WORK TO BE COMPLETED: Write out every entry exactly as given, but omit the pictures.

GIVEN ENTRIES:
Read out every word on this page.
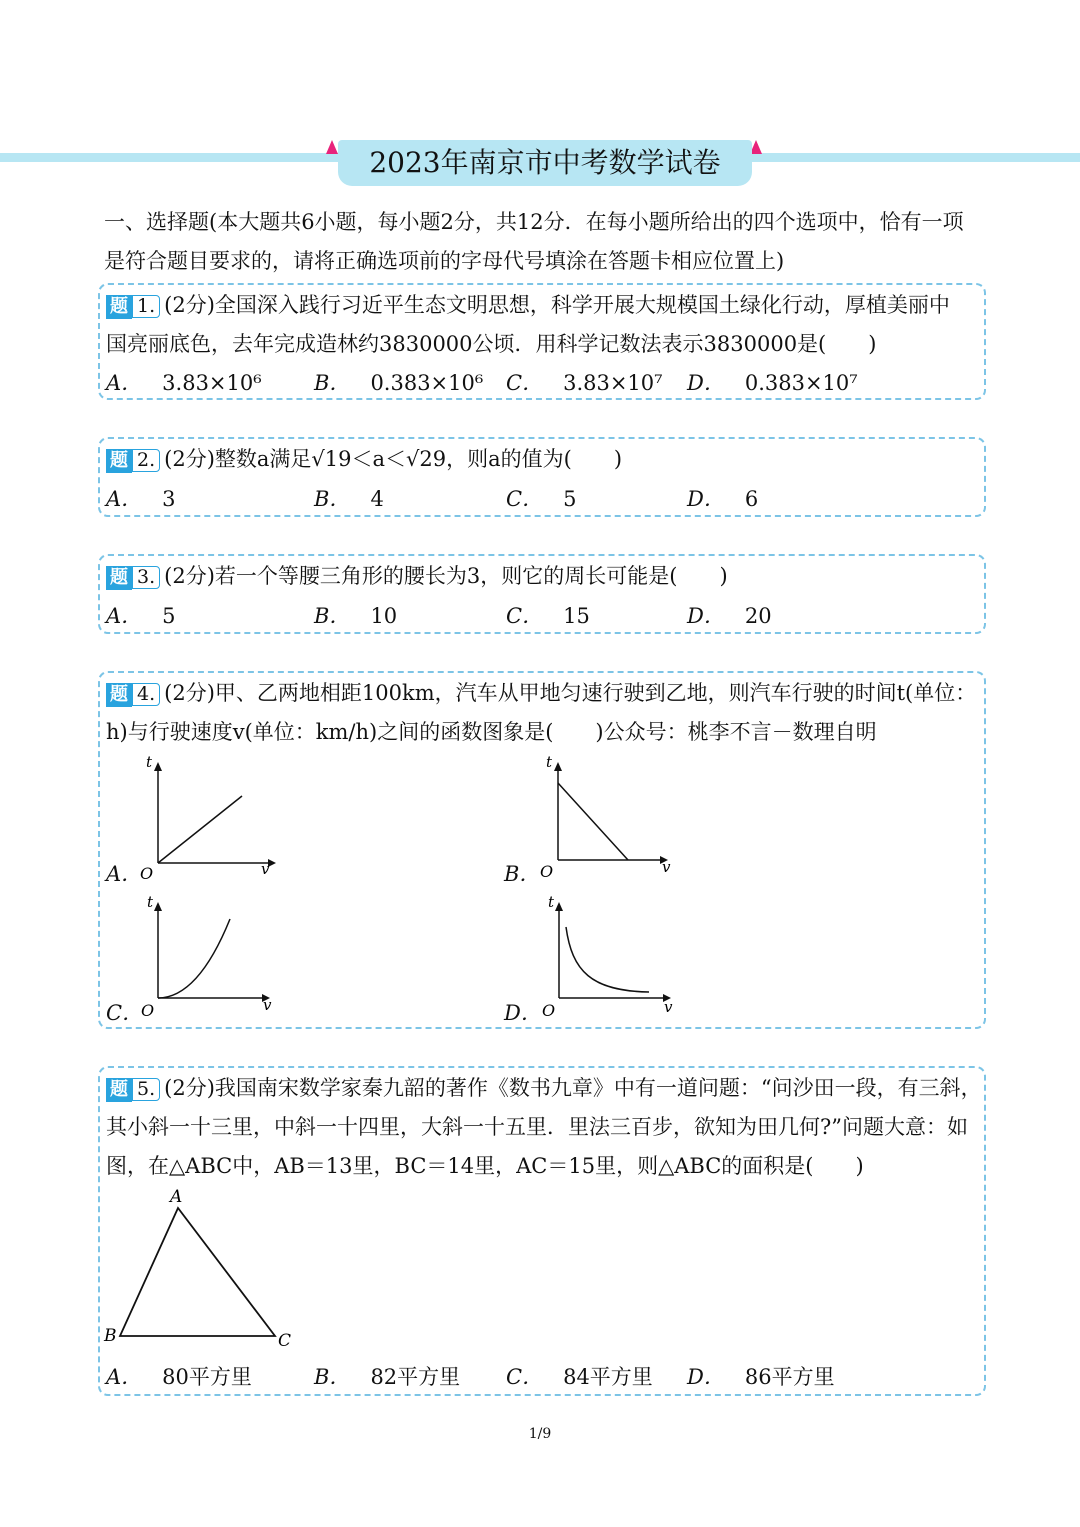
2023年南京市中考数学试卷
一、选择题(本大题共6小题，每小题2分，共12分．在每小题所给出的四个选项中，恰有一项
是符合题目要求的，请将正确选项前的字母代号填涂在答题卡相应位置上)
题 1. (2分)全国深入践行习近平生态文明思想，科学开展大规模国土绿化行动，厚植美丽中
国亮丽底色，去年完成造林约3830000公顷．用科学记数法表示3830000是(　　)
A． 3.83×10⁶ B． 0.383×10⁶ C． 3.83×10⁷ D． 0.383×10⁷
题 2. (2分)整数a满足√19＜a＜√29，则a的值为(　　)
A． 3	B． 4	C． 5	D． 6
题 3. (2分)若一个等腰三角形的腰长为3，则它的周长可能是(　　)
A． 5	B． 10	C． 15	D． 20
题 4. (2分)甲、乙两地相距100km，汽车从甲地匀速行驶到乙地，则汽车行驶的时间t(单位：
h)与行驶速度v(单位：km/h)之间的函数图象是(　　)公众号：桃李不言－数理自明
A．	B．
C．	D．
t
v
O
t
v
O
t
v
O
t
v
O
题 5. (2分)我国南宋数学家秦九韶的著作《数书九章》中有一道问题：“问沙田一段，有三斜，
其小斜一十三里，中斜一十四里，大斜一十五里．里法三百步，欲知为田几何?”问题大意：如
图，在△ABC中，AB＝13里，BC＝14里，AC＝15里，则△ABC的面积是(　　)
A． 80平方里	B． 82平方里 C． 84平方里 D． 86平方里
A
B	C
1/9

FINAL ANSWER:
Read out every word on this page.
2023年南京市中考数学试卷
一、选择题(本大题共6小题，每小题2分，共12分．在每小题所给出的四个选项中，恰有一项
是符合题目要求的，请将正确选项前的字母代号填涂在答题卡相应位置上)
题 1. (2分)全国深入践行习近平生态文明思想，科学开展大规模国土绿化行动，厚植美丽中
国亮丽底色，去年完成造林约3830000公顷．用科学记数法表示3830000是(　　)
A． 3.83×10⁶ B． 0.383×10⁶ C． 3.83×10⁷ D． 0.383×10⁷
题 2. (2分)整数a满足√19＜a＜√29，则a的值为(　　)
A． 3	B． 4	C． 5	D． 6
题 3. (2分)若一个等腰三角形的腰长为3，则它的周长可能是(　　)
A． 5	B． 10	C． 15	D． 20
题 4. (2分)甲、乙两地相距100km，汽车从甲地匀速行驶到乙地，则汽车行驶的时间t(单位：
h)与行驶速度v(单位：km/h)之间的函数图象是(　　)公众号：桃李不言－数理自明
A．	B．
C．	D．
t
v
O
t
v
O
t
v
O
t
v
O
题 5. (2分)我国南宋数学家秦九韶的著作《数书九章》中有一道问题：“问沙田一段，有三斜，
其小斜一十三里，中斜一十四里，大斜一十五里．里法三百步，欲知为田几何?”问题大意：如
图，在△ABC中，AB＝13里，BC＝14里，AC＝15里，则△ABC的面积是(　　)
A． 80平方里	B． 82平方里 C． 84平方里 D． 86平方里
A
B	C
1/9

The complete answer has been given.